▶ Exercise aim: Copy out each line featuring the string "Palm" from the entries beneath.

▶ Extracts from a graphics dataset:

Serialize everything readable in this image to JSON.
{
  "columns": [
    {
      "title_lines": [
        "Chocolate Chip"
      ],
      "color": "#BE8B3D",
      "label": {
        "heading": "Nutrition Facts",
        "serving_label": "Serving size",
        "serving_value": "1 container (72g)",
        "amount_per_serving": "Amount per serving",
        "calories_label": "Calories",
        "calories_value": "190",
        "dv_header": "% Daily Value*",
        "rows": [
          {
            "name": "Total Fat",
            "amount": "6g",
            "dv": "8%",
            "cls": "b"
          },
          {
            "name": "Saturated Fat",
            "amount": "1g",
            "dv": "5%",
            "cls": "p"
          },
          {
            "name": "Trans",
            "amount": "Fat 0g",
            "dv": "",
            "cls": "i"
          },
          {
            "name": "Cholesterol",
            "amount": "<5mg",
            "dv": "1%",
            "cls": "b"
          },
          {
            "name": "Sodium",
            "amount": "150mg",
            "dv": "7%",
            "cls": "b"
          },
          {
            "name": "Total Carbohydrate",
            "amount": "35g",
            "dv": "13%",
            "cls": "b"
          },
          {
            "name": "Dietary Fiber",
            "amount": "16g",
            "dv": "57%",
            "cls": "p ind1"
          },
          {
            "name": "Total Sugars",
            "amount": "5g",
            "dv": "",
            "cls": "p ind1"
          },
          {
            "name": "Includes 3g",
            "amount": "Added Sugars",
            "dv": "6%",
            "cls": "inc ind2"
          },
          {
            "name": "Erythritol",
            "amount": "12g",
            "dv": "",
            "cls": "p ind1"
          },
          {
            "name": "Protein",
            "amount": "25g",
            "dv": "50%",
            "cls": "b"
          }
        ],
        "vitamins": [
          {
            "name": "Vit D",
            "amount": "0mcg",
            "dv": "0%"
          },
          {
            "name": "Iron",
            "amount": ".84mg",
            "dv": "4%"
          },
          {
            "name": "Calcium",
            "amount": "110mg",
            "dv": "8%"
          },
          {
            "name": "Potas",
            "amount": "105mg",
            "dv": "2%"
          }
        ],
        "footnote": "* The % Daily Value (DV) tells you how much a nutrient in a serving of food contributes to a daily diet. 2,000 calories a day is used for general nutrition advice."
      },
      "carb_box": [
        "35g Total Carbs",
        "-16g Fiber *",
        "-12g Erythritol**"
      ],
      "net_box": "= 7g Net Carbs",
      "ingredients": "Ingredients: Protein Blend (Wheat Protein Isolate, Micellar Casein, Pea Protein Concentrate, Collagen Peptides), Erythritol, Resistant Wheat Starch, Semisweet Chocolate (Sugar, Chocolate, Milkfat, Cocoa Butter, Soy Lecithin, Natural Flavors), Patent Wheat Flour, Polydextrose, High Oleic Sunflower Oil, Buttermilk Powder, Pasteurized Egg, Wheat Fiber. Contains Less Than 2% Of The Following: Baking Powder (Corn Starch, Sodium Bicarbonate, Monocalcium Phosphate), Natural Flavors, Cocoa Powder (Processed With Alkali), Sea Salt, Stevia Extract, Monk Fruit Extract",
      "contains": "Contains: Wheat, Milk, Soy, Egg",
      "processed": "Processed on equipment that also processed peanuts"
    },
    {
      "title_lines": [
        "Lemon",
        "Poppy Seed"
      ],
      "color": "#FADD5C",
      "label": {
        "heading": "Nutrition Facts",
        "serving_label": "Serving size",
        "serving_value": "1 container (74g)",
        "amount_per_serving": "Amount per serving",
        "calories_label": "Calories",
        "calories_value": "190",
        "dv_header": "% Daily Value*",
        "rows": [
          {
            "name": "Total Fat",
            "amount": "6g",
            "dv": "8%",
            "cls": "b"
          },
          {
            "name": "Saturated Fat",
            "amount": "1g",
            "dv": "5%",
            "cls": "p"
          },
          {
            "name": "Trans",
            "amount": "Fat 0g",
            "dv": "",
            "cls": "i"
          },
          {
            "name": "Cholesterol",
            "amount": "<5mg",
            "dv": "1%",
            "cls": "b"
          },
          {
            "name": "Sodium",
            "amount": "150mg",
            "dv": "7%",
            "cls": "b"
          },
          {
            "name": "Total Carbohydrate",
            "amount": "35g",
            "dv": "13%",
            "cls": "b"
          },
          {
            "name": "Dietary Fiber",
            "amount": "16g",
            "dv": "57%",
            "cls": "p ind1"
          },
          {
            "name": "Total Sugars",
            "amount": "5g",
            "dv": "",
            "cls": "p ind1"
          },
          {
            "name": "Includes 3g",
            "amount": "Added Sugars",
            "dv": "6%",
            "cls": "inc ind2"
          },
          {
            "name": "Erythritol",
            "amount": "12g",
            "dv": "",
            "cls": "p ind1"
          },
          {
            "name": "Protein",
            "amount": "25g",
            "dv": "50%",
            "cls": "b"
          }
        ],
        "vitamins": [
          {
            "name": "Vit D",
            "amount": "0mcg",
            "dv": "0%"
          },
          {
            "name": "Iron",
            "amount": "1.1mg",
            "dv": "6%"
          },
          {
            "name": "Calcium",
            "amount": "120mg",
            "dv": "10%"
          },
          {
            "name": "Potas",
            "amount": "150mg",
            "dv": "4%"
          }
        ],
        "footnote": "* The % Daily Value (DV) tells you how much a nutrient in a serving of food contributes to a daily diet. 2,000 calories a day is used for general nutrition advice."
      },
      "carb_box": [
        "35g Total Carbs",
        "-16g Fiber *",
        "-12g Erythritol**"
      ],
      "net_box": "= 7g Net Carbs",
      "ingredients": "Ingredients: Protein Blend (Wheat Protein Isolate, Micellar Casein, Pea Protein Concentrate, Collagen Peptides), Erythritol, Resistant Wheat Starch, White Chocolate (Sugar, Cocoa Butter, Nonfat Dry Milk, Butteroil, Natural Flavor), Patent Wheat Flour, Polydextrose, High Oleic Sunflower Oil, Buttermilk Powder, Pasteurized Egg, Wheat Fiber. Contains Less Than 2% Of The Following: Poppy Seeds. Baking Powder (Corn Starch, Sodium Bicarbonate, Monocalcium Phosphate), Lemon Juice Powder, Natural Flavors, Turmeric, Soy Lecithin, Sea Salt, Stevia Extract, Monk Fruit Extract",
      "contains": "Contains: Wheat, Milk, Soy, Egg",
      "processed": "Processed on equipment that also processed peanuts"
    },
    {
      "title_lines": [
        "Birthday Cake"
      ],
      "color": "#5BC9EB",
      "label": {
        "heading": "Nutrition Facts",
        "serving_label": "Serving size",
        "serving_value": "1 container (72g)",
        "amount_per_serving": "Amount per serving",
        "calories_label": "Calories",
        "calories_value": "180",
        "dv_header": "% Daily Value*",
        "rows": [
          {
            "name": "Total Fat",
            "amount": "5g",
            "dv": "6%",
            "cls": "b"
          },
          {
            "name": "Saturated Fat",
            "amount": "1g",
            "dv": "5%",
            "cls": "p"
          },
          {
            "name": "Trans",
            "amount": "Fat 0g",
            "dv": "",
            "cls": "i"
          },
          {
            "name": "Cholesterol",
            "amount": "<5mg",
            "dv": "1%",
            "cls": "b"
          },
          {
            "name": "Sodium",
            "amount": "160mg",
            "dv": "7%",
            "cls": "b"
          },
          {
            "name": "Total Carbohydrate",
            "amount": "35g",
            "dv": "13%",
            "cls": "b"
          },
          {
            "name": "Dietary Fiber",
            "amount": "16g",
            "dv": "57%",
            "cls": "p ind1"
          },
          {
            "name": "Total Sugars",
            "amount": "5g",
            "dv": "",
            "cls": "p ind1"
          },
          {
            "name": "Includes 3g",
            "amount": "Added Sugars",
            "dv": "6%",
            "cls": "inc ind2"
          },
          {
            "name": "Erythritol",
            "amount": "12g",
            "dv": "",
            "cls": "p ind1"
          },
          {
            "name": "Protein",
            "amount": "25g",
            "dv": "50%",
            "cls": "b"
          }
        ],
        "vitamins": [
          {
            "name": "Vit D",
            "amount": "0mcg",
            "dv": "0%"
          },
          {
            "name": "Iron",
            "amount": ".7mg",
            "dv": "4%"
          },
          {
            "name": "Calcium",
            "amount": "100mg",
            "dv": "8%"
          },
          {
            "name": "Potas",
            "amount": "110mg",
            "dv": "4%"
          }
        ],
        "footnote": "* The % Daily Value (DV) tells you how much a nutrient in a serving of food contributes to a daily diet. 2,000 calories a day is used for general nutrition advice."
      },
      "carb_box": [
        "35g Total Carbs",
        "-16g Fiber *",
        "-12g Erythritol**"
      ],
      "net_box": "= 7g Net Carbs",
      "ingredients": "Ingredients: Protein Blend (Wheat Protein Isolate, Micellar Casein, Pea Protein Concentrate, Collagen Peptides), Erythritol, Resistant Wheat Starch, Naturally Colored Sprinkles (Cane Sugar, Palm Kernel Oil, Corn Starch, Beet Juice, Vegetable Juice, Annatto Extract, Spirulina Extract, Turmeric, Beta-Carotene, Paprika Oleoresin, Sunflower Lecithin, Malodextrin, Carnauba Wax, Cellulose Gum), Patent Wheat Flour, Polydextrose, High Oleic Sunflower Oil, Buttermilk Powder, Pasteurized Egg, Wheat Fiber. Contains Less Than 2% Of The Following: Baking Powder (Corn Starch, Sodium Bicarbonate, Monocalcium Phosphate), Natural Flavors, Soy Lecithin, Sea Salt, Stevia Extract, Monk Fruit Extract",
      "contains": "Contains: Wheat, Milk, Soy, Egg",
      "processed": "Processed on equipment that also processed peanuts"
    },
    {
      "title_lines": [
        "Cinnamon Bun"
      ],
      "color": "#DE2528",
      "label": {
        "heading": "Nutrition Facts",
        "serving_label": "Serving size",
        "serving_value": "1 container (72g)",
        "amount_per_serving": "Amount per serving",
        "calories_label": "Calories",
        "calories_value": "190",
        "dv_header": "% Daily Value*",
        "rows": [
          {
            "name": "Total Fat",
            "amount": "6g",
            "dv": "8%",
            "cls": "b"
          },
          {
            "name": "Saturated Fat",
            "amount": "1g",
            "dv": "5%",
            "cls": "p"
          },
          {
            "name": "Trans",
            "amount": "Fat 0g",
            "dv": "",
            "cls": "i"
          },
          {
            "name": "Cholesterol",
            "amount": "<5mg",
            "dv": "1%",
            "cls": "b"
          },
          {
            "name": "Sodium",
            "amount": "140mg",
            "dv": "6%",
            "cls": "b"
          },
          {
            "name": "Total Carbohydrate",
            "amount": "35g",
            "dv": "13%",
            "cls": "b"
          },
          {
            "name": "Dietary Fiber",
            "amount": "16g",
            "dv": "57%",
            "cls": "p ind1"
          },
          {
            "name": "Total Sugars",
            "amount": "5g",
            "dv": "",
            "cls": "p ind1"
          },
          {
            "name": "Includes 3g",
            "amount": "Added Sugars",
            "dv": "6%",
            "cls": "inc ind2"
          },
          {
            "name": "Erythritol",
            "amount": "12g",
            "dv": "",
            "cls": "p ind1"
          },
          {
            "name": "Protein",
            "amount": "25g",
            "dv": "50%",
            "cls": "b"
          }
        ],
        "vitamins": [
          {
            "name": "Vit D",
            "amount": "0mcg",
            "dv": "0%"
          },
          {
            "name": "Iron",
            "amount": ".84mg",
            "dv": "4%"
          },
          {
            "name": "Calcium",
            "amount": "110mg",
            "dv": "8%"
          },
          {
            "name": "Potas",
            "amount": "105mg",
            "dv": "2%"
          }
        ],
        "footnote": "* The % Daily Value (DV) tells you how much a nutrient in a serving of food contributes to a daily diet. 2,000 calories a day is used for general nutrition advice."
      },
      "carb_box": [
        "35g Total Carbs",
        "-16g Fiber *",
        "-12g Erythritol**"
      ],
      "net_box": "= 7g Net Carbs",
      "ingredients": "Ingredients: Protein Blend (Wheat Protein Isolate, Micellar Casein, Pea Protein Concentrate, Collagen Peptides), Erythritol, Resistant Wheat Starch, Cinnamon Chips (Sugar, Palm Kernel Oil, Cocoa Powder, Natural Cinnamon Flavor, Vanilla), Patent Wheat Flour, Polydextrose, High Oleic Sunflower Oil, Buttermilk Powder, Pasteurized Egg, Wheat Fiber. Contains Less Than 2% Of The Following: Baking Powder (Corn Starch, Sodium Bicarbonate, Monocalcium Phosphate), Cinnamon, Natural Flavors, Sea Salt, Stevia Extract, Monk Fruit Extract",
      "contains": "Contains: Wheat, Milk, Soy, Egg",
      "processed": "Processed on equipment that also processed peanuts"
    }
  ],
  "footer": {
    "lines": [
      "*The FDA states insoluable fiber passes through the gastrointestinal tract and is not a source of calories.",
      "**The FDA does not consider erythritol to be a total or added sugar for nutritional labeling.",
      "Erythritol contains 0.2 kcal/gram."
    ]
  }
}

▶ Output below:
      "ingredients": "Ingredients: Protein Blend (Wheat Protein Isolate, Micellar Casein, Pea Protein Concentrate, Collagen Peptides), Erythritol, Resistant Wheat Starch, Naturally Colored Sprinkles (Cane Sugar, Palm Kernel Oil, Corn Starch, Beet Juice, Vegetable Juice, Annatto Extract, Spirulina Extract, Turmeric, Beta-Carotene, Paprika Oleoresin, Sunflower Lecithin, Malodextrin, Carnauba Wax, Cellulose Gum), Patent Wheat Flour, Polydextrose, High Oleic Sunflower Oil, Buttermilk Powder, Pasteurized Egg, Wheat Fiber. Contains Less Than 2% Of The Following: Baking Powder (Corn Starch, Sodium Bicarbonate, Monocalcium Phosphate), Natural Flavors, Soy Lecithin, Sea Salt, Stevia Extract, Monk Fruit Extract",
      "ingredients": "Ingredients: Protein Blend (Wheat Protein Isolate, Micellar Casein, Pea Protein Concentrate, Collagen Peptides), Erythritol, Resistant Wheat Starch, Cinnamon Chips (Sugar, Palm Kernel Oil, Cocoa Powder, Natural Cinnamon Flavor, Vanilla), Patent Wheat Flour, Polydextrose, High Oleic Sunflower Oil, Buttermilk Powder, Pasteurized Egg, Wheat Fiber. Contains Less Than 2% Of The Following: Baking Powder (Corn Starch, Sodium Bicarbonate, Monocalcium Phosphate), Cinnamon, Natural Flavors, Sea Salt, Stevia Extract, Monk Fruit Extract",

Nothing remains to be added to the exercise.